-- Exercise objective --
Copy out the entries exactly, from the first line to the last.

------------

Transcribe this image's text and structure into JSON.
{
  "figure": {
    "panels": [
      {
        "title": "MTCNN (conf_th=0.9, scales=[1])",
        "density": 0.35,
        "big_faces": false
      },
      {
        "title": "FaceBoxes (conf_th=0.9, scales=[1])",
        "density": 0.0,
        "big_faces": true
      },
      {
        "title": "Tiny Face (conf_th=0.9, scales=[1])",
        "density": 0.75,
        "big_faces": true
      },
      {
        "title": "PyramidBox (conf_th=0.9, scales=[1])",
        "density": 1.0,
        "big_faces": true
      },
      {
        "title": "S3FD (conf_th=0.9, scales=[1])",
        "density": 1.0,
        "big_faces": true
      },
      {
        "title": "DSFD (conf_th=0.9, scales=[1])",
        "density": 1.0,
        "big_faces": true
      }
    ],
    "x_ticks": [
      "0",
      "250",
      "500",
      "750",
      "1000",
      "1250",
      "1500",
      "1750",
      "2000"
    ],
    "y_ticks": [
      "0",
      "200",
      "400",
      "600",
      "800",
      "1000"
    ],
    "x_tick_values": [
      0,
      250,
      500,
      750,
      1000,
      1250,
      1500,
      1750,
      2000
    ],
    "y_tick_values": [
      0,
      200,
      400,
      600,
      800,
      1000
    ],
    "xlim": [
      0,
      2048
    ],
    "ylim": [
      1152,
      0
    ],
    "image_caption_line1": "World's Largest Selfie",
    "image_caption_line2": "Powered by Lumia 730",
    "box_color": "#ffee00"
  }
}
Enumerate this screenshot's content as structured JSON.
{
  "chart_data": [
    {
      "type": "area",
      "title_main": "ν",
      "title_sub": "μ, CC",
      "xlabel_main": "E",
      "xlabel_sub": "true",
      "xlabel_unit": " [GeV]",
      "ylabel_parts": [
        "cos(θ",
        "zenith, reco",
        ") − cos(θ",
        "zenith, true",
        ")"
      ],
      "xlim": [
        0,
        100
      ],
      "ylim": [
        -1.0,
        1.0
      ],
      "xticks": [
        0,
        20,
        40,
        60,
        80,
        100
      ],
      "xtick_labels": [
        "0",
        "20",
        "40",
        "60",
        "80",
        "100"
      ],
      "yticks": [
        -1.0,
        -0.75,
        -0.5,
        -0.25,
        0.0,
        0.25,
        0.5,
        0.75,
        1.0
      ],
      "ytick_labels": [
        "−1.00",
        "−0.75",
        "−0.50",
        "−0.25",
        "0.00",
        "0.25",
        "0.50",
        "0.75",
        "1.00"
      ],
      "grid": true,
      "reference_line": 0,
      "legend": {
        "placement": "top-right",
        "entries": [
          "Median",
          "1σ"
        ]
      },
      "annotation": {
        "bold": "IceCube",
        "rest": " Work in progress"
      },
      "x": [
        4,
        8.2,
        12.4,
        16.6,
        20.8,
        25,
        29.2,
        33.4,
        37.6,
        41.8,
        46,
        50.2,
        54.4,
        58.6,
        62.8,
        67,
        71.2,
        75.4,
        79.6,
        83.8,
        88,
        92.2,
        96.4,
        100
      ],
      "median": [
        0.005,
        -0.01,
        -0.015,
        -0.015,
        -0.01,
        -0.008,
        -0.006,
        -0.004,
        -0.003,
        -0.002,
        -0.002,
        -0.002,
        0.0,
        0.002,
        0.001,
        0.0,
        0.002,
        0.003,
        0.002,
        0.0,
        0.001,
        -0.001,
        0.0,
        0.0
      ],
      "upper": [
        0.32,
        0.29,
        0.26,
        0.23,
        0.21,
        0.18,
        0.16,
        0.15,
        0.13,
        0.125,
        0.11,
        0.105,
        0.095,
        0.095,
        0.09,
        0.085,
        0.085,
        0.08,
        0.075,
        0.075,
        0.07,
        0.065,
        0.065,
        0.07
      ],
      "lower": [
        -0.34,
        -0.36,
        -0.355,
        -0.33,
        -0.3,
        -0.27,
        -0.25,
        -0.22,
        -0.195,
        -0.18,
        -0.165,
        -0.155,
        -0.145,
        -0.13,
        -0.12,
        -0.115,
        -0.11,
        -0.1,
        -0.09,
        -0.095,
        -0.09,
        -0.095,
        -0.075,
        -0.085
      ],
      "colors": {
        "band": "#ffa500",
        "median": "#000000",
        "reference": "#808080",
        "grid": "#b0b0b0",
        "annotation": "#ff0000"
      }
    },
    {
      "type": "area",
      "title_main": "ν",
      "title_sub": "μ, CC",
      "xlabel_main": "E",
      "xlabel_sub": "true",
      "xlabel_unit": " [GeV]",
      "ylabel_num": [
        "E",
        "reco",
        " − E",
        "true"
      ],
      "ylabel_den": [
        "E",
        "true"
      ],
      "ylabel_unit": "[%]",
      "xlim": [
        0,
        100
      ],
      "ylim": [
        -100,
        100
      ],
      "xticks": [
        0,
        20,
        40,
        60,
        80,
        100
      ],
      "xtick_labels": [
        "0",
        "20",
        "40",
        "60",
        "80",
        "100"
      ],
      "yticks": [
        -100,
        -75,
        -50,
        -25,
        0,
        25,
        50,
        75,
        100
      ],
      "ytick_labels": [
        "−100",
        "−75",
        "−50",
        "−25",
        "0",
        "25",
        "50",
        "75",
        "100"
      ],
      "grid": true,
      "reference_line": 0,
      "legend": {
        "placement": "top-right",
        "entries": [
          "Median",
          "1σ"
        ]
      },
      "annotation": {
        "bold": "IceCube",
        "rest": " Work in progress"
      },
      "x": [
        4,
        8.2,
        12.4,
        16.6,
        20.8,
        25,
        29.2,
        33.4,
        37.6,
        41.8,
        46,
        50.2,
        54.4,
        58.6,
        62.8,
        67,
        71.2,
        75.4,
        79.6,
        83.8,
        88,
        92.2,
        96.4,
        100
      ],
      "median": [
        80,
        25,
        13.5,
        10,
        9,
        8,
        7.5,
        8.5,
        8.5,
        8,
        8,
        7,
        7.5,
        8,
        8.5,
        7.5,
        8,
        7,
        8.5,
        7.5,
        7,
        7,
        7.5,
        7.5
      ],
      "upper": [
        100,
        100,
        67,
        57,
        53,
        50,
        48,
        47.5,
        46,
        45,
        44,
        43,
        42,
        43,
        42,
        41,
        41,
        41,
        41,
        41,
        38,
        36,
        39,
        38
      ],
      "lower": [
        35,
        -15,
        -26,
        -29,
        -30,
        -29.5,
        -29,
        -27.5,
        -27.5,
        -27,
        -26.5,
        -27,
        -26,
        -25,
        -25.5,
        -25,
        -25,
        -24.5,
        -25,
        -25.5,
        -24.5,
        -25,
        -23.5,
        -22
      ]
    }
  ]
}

------------

-- Answer to the exercise --
Transcribe this image's text and structure into JSON.
{
  "figure": {
    "panels": [
      {
        "title": "MTCNN (conf_th=0.9, scales=[1])",
        "density": 0.35,
        "big_faces": false
      },
      {
        "title": "FaceBoxes (conf_th=0.9, scales=[1])",
        "density": 0.0,
        "big_faces": true
      },
      {
        "title": "Tiny Face (conf_th=0.9, scales=[1])",
        "density": 0.75,
        "big_faces": true
      },
      {
        "title": "PyramidBox (conf_th=0.9, scales=[1])",
        "density": 1.0,
        "big_faces": true
      },
      {
        "title": "S3FD (conf_th=0.9, scales=[1])",
        "density": 1.0,
        "big_faces": true
      },
      {
        "title": "DSFD (conf_th=0.9, scales=[1])",
        "density": 1.0,
        "big_faces": true
      }
    ],
    "x_ticks": [
      "0",
      "250",
      "500",
      "750",
      "1000",
      "1250",
      "1500",
      "1750",
      "2000"
    ],
    "y_ticks": [
      "0",
      "200",
      "400",
      "600",
      "800",
      "1000"
    ],
    "x_tick_values": [
      0,
      250,
      500,
      750,
      1000,
      1250,
      1500,
      1750,
      2000
    ],
    "y_tick_values": [
      0,
      200,
      400,
      600,
      800,
      1000
    ],
    "xlim": [
      0,
      2048
    ],
    "ylim": [
      1152,
      0
    ],
    "image_caption_line1": "World's Largest Selfie",
    "image_caption_line2": "Powered by Lumia 730",
    "box_color": "#ffee00"
  }
}
Enumerate this screenshot's content as structured JSON.
{
  "chart_data": [
    {
      "type": "area",
      "title_main": "ν",
      "title_sub": "μ, CC",
      "xlabel_main": "E",
      "xlabel_sub": "true",
      "xlabel_unit": " [GeV]",
      "ylabel_parts": [
        "cos(θ",
        "zenith, reco",
        ") − cos(θ",
        "zenith, true",
        ")"
      ],
      "xlim": [
        0,
        100
      ],
      "ylim": [
        -1.0,
        1.0
      ],
      "xticks": [
        0,
        20,
        40,
        60,
        80,
        100
      ],
      "xtick_labels": [
        "0",
        "20",
        "40",
        "60",
        "80",
        "100"
      ],
      "yticks": [
        -1.0,
        -0.75,
        -0.5,
        -0.25,
        0.0,
        0.25,
        0.5,
        0.75,
        1.0
      ],
      "ytick_labels": [
        "−1.00",
        "−0.75",
        "−0.50",
        "−0.25",
        "0.00",
        "0.25",
        "0.50",
        "0.75",
        "1.00"
      ],
      "grid": true,
      "reference_line": 0,
      "legend": {
        "placement": "top-right",
        "entries": [
          "Median",
          "1σ"
        ]
      },
      "annotation": {
        "bold": "IceCube",
        "rest": " Work in progress"
      },
      "x": [
        4,
        8.2,
        12.4,
        16.6,
        20.8,
        25,
        29.2,
        33.4,
        37.6,
        41.8,
        46,
        50.2,
        54.4,
        58.6,
        62.8,
        67,
        71.2,
        75.4,
        79.6,
        83.8,
        88,
        92.2,
        96.4,
        100
      ],
      "median": [
        0.005,
        -0.01,
        -0.015,
        -0.015,
        -0.01,
        -0.008,
        -0.006,
        -0.004,
        -0.003,
        -0.002,
        -0.002,
        -0.002,
        0.0,
        0.002,
        0.001,
        0.0,
        0.002,
        0.003,
        0.002,
        0.0,
        0.001,
        -0.001,
        0.0,
        0.0
      ],
      "upper": [
        0.32,
        0.29,
        0.26,
        0.23,
        0.21,
        0.18,
        0.16,
        0.15,
        0.13,
        0.125,
        0.11,
        0.105,
        0.095,
        0.095,
        0.09,
        0.085,
        0.085,
        0.08,
        0.075,
        0.075,
        0.07,
        0.065,
        0.065,
        0.07
      ],
      "lower": [
        -0.34,
        -0.36,
        -0.355,
        -0.33,
        -0.3,
        -0.27,
        -0.25,
        -0.22,
        -0.195,
        -0.18,
        -0.165,
        -0.155,
        -0.145,
        -0.13,
        -0.12,
        -0.115,
        -0.11,
        -0.1,
        -0.09,
        -0.095,
        -0.09,
        -0.095,
        -0.075,
        -0.085
      ],
      "colors": {
        "band": "#ffa500",
        "median": "#000000",
        "reference": "#808080",
        "grid": "#b0b0b0",
        "annotation": "#ff0000"
      }
    },
    {
      "type": "area",
      "title_main": "ν",
      "title_sub": "μ, CC",
      "xlabel_main": "E",
      "xlabel_sub": "true",
      "xlabel_unit": " [GeV]",
      "ylabel_num": [
        "E",
        "reco",
        " − E",
        "true"
      ],
      "ylabel_den": [
        "E",
        "true"
      ],
      "ylabel_unit": "[%]",
      "xlim": [
        0,
        100
      ],
      "ylim": [
        -100,
        100
      ],
      "xticks": [
        0,
        20,
        40,
        60,
        80,
        100
      ],
      "xtick_labels": [
        "0",
        "20",
        "40",
        "60",
        "80",
        "100"
      ],
      "yticks": [
        -100,
        -75,
        -50,
        -25,
        0,
        25,
        50,
        75,
        100
      ],
      "ytick_labels": [
        "−100",
        "−75",
        "−50",
        "−25",
        "0",
        "25",
        "50",
        "75",
        "100"
      ],
      "grid": true,
      "reference_line": 0,
      "legend": {
        "placement": "top-right",
        "entries": [
          "Median",
          "1σ"
        ]
      },
      "annotation": {
        "bold": "IceCube",
        "rest": " Work in progress"
      },
      "x": [
        4,
        8.2,
        12.4,
        16.6,
        20.8,
        25,
        29.2,
        33.4,
        37.6,
        41.8,
        46,
        50.2,
        54.4,
        58.6,
        62.8,
        67,
        71.2,
        75.4,
        79.6,
        83.8,
        88,
        92.2,
        96.4,
        100
      ],
      "median": [
        80,
        25,
        13.5,
        10,
        9,
        8,
        7.5,
        8.5,
        8.5,
        8,
        8,
        7,
        7.5,
        8,
        8.5,
        7.5,
        8,
        7,
        8.5,
        7.5,
        7,
        7,
        7.5,
        7.5
      ],
      "upper": [
        100,
        100,
        67,
        57,
        53,
        50,
        48,
        47.5,
        46,
        45,
        44,
        43,
        42,
        43,
        42,
        41,
        41,
        41,
        41,
        41,
        38,
        36,
        39,
        38
      ],
      "lower": [
        35,
        -15,
        -26,
        -29,
        -30,
        -29.5,
        -29,
        -27.5,
        -27.5,
        -27,
        -26.5,
        -27,
        -26,
        -25,
        -25.5,
        -25,
        -25,
        -24.5,
        -25,
        -25.5,
        -24.5,
        -25,
        -23.5,
        -22
      ]
    }
  ]
}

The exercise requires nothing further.